:: INFORMATION SHOWN ::

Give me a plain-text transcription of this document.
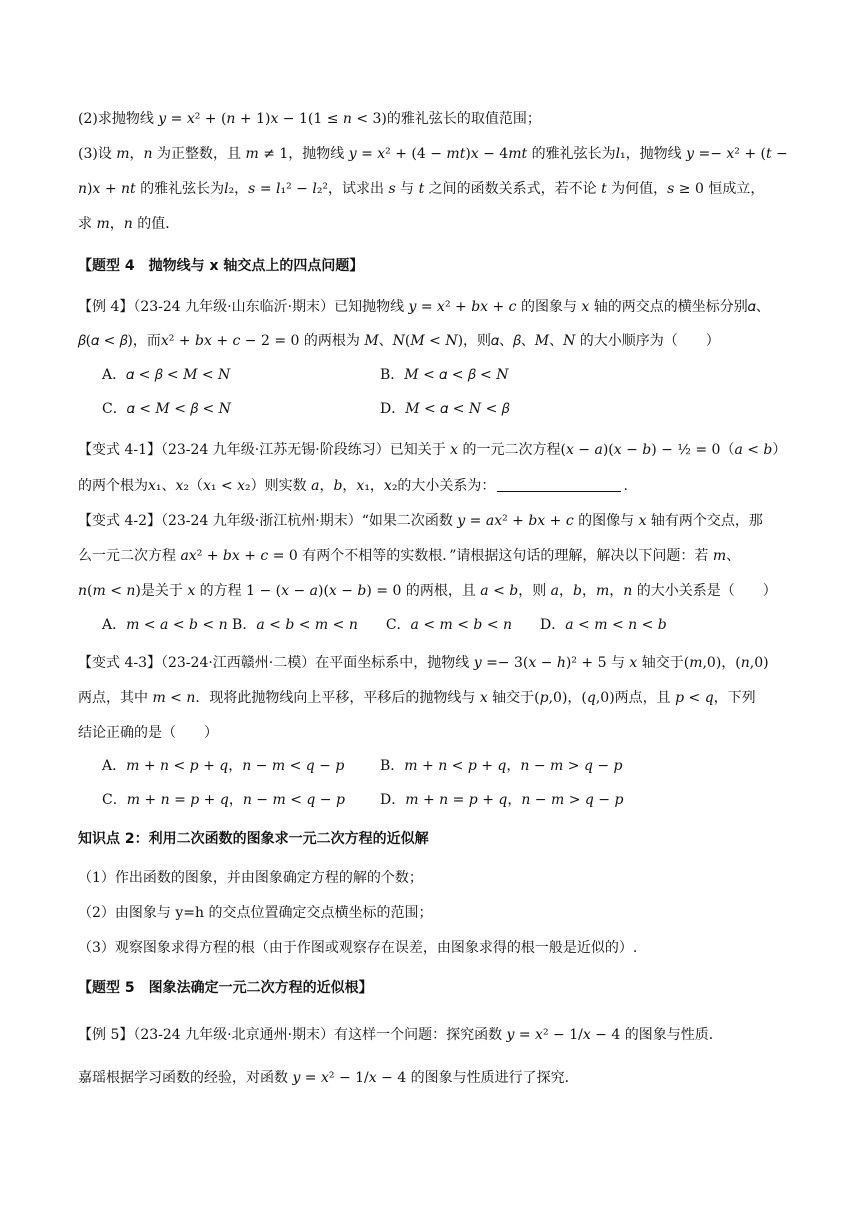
(2)求抛物线 𝑦 = 𝑥² + (𝑛 + 1)𝑥 − 1(1 ≤ 𝑛 < 3)的雅礼弦长的取值范围；
(3)设 𝑚，𝑛 为正整数，且 𝑚 ≠ 1，抛物线 𝑦 = 𝑥² + (4 − 𝑚𝑡)𝑥 − 4𝑚𝑡 的雅礼弦长为𝑙₁，抛物线 𝑦 =− 𝑥² + (𝑡 −
𝑛)𝑥 + 𝑛𝑡 的雅礼弦长为𝑙₂，𝑠 = 𝑙₁² − 𝑙₂²，试求出 𝑠 与 𝑡 之间的函数关系式，若不论 𝑡 为何值，𝑠 ≥ 0 恒成立，
求 𝑚，𝑛 的值．
【题型 4　抛物线与 x 轴交点上的四点问题】
【例 4】（23-24 九年级·山东临沂·期末）已知抛物线 𝑦 = 𝑥² + 𝑏𝑥 + 𝑐 的图象与 𝑥 轴的两交点的横坐标分别𝛼、
𝛽(𝛼 < 𝛽)，而𝑥² + 𝑏𝑥 + 𝑐 − 2 = 0 的两根为 𝑀、𝑁(𝑀 < 𝑁)，则𝛼、𝛽、𝑀、𝑁 的大小顺序为（　　）
A．𝛼 < 𝛽 < 𝑀 < 𝑁	B．𝑀 < 𝛼 < 𝛽 < 𝑁
C．𝛼 < 𝑀 < 𝛽 < 𝑁	D．𝑀 < 𝛼 < 𝑁 < 𝛽
【变式 4-1】（23-24 九年级·江苏无锡·阶段练习）已知关于 𝑥 的一元二次方程(𝑥 − 𝑎)(𝑥 − 𝑏) − ½ = 0（𝑎 < 𝑏）
的两个根为𝑥₁、𝑥₂（𝑥₁ < 𝑥₂）则实数 𝑎，𝑏，𝑥₁，𝑥₂的大小关系为：	.
【变式 4-2】（23-24 九年级·浙江杭州·期末）“如果二次函数 𝑦 = 𝑎𝑥² + 𝑏𝑥 + 𝑐 的图像与 𝑥 轴有两个交点，那
么一元二次方程 𝑎𝑥² + 𝑏𝑥 + 𝑐 = 0 有两个不相等的实数根．”请根据这句话的理解，解决以下问题：若 𝑚、
𝑛(𝑚 < 𝑛)是关于 𝑥 的方程 1 − (𝑥 − 𝑎)(𝑥 − 𝑏) = 0 的两根，且 𝑎 < 𝑏，则 𝑎，𝑏，𝑚，𝑛 的大小关系是（　　）
A．𝑚 < 𝑎 < 𝑏 < 𝑛 B．𝑎 < 𝑏 < 𝑚 < 𝑛　　C．𝑎 < 𝑚 < 𝑏 < 𝑛　　D．𝑎 < 𝑚 < 𝑛 < 𝑏
【变式 4-3】（23-24·江西赣州·二模）在平面坐标系中，抛物线 𝑦 =− 3(𝑥 − ℎ)² + 5 与 𝑥 轴交于(𝑚,0)，(𝑛,0)
两点，其中 𝑚 < 𝑛．现将此抛物线向上平移，平移后的抛物线与 𝑥 轴交于(𝑝,0)，(𝑞,0)两点，且 𝑝 < 𝑞，下列
结论正确的是（　　）
A．𝑚 + 𝑛 < 𝑝 + 𝑞，𝑛 − 𝑚 < 𝑞 − 𝑝	B．𝑚 + 𝑛 < 𝑝 + 𝑞，𝑛 − 𝑚 > 𝑞 − 𝑝
C．𝑚 + 𝑛 = 𝑝 + 𝑞，𝑛 − 𝑚 < 𝑞 − 𝑝	D．𝑚 + 𝑛 = 𝑝 + 𝑞，𝑛 − 𝑚 > 𝑞 − 𝑝
知识点 2：利用二次函数的图象求一元二次方程的近似解
（1）作出函数的图象，并由图象确定方程的解的个数；
（2）由图象与 y=h 的交点位置确定交点横坐标的范围；
（3）观察图象求得方程的根（由于作图或观察存在误差，由图象求得的根一般是近似的）.
【题型 5　图象法确定一元二次方程的近似根】
【例 5】（23-24 九年级·北京通州·期末）有这样一个问题：探究函数 𝑦 = 𝑥² − 1/𝑥 − 4 的图象与性质．
嘉瑶根据学习函数的经验，对函数 𝑦 = 𝑥² − 1/𝑥 − 4 的图象与性质进行了探究．
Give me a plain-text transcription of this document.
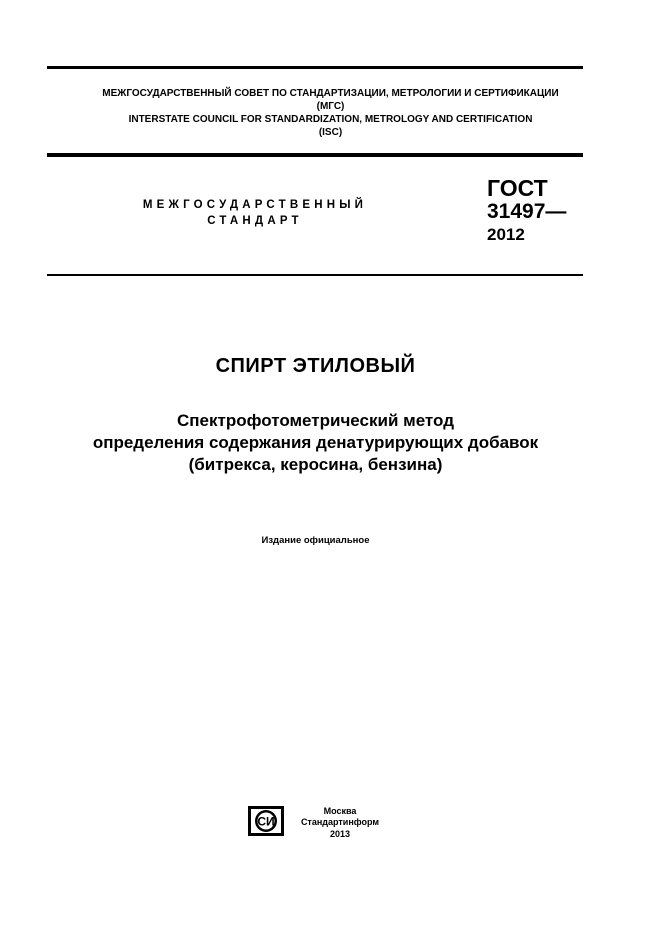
МЕЖГОСУДАРСТВЕННЫЙ СОВЕТ ПО СТАНДАРТИЗАЦИИ, МЕТРОЛОГИИ И СЕРТИФИКАЦИИ
(МГС)
INTERSTATE COUNCIL FOR STANDARDIZATION, METROLOGY AND CERTIFICATION
(ISC)
МЕЖГОСУДАРСТВЕННЫЙ
СТАНДАРТ
ГОСТ
31497—
2012
СПИРТ ЭТИЛОВЫЙ
Спектрофотометрический метод
определения содержания денатурирующих добавок
(битрекса, керосина, бензина)
Издание официальное
СИ
Москва
Стандартинформ
2013
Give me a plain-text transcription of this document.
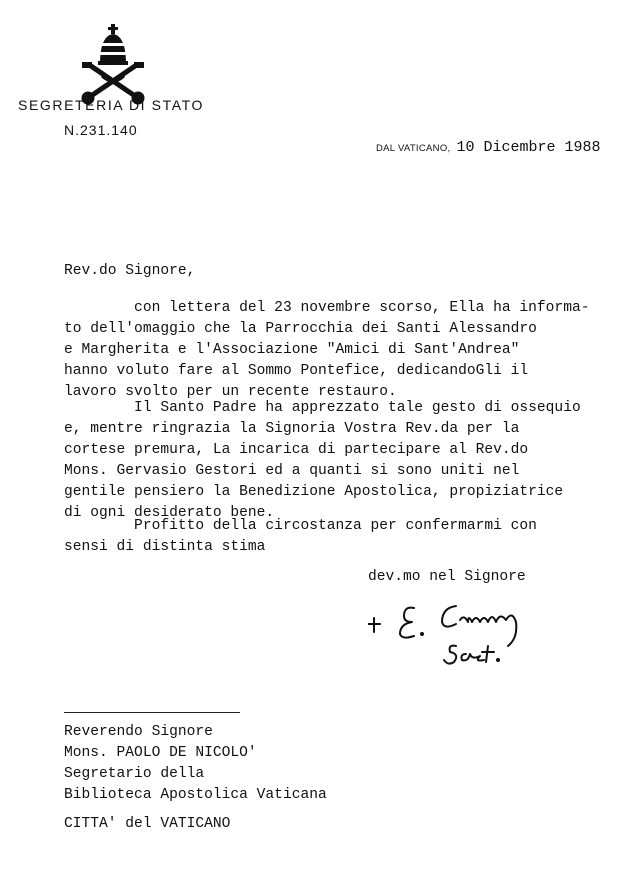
SEGRETERIA DI STATO
N.231.140

DAL VATICANO, 10 Dicembre 1988

Rev.do Signore,
con lettera del 23 novembre scorso, Ella ha informa-
to dell'omaggio che la Parrocchia dei Santi Alessandro
e Margherita e l'Associazione "Amici di Sant'Andrea"
hanno voluto fare al Sommo Pontefice, dedicandoGli il
lavoro svolto per un recente restauro.
Il Santo Padre ha apprezzato tale gesto di ossequio
e, mentre ringrazia la Signoria Vostra Rev.da per la
cortese premura, La incarica di partecipare al Rev.do
Mons. Gervasio Gestori ed a quanti si sono uniti nel
gentile pensiero la Benedizione Apostolica, propiziatrice
di ogni desiderato bene.
Profitto della circostanza per confermarmi con
sensi di distinta stima
dev.mo nel Signore
Reverendo Signore
Mons. PAOLO DE NICOLO'
Segretario della
Biblioteca Apostolica Vaticana
CITTA' del VATICANO
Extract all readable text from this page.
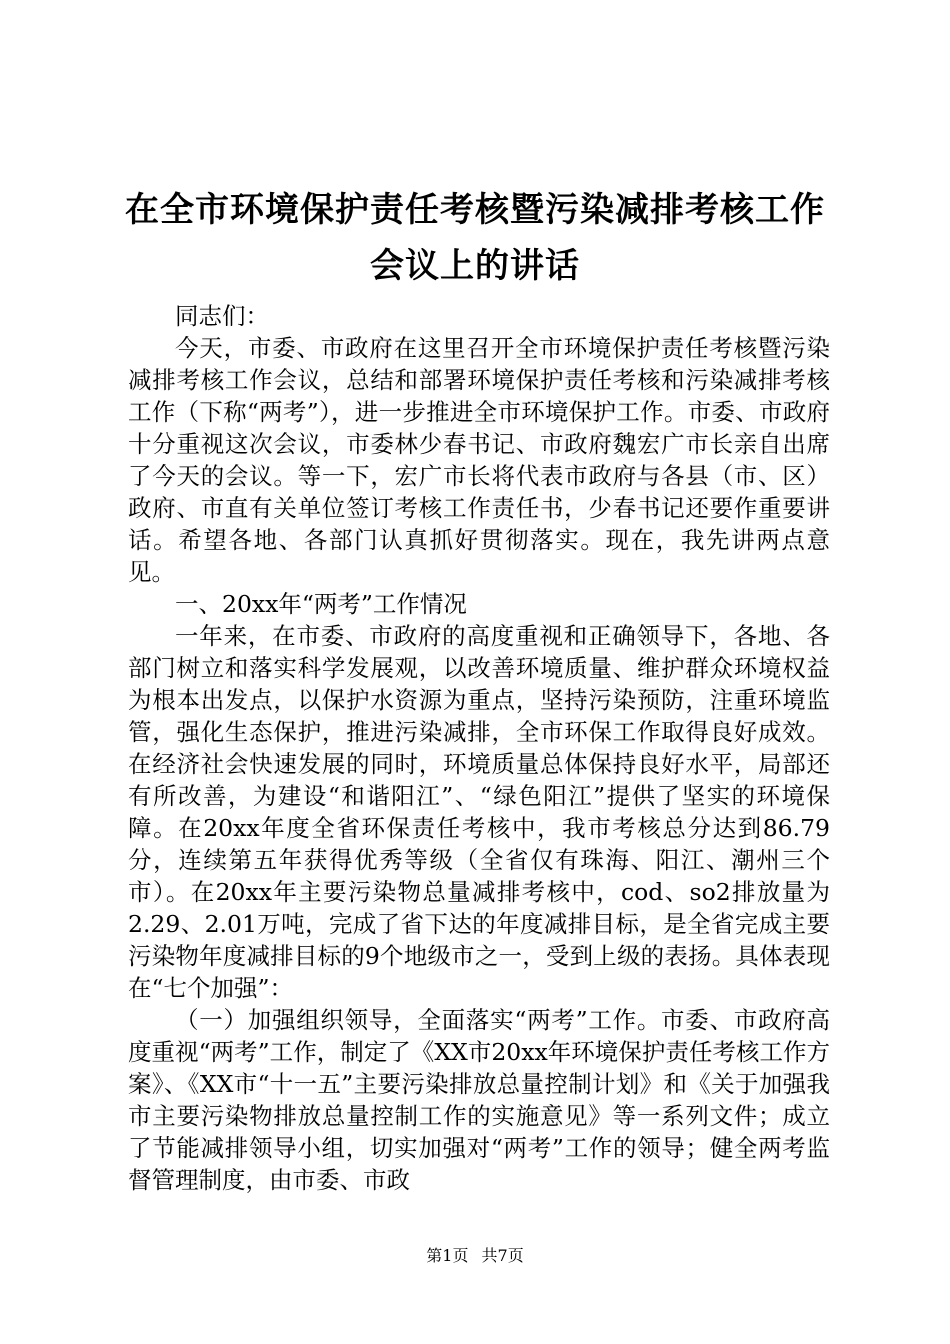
在全市环境保护责任考核暨污染减排考核工作
会议上的讲话

同志们：

今天，市委、市政府在这里召开全市环境保护责任考核暨污染减排考核工作会议，总结和部署环境保护责任考核和污染减排考核工作（下称“两考”），进一步推进全市环境保护工作。市委、市政府十分重视这次会议，市委林少春书记、市政府魏宏广市长亲自出席了今天的会议。等一下，宏广市长将代表市政府与各县（市、区）政府、市直有关单位签订考核工作责任书，少春书记还要作重要讲话。希望各地、各部门认真抓好贯彻落实。现在，我先讲两点意见。

一、20xx年“两考”工作情况

一年来，在市委、市政府的高度重视和正确领导下，各地、各部门树立和落实科学发展观，以改善环境质量、维护群众环境权益为根本出发点，以保护水资源为重点，坚持污染预防，注重环境监管，强化生态保护，推进污染减排，全市环保工作取得良好成效。在经济社会快速发展的同时，环境质量总体保持良好水平，局部还有所改善，为建设“和谐阳江”、“绿色阳江”提供了坚实的环境保障。在20xx年度全省环保责任考核中，我市考核总分达到86.79分，连续第五年获得优秀等级（全省仅有珠海、阳江、潮州三个市）。在20xx年主要污染物总量减排考核中，cod、so2排放量为2.29、2.01万吨，完成了省下达的年度减排目标，是全省完成主要污染物年度减排目标的9个地级市之一，受到上级的表扬。具体表现在“七个加强”：

（一）加强组织领导，全面落实“两考”工作。市委、市政府高度重视“两考”工作，制定了《XX市20xx年环境保护责任考核工作方案》、《XX市“十一五”主要污染排放总量控制计划》和《关于加强我市主要污染物排放总量控制工作的实施意见》等一系列文件；成立了节能减排领导小组，切实加强对“两考”工作的领导；健全两考监督管理制度，由市委、市政

第1页 共7页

:::

_SHORT EXERCISE_
Looking back at the lines above, state how many contain the word "Mons", and supply nothing besides the number.

_EXERCISE RESPONSE_
2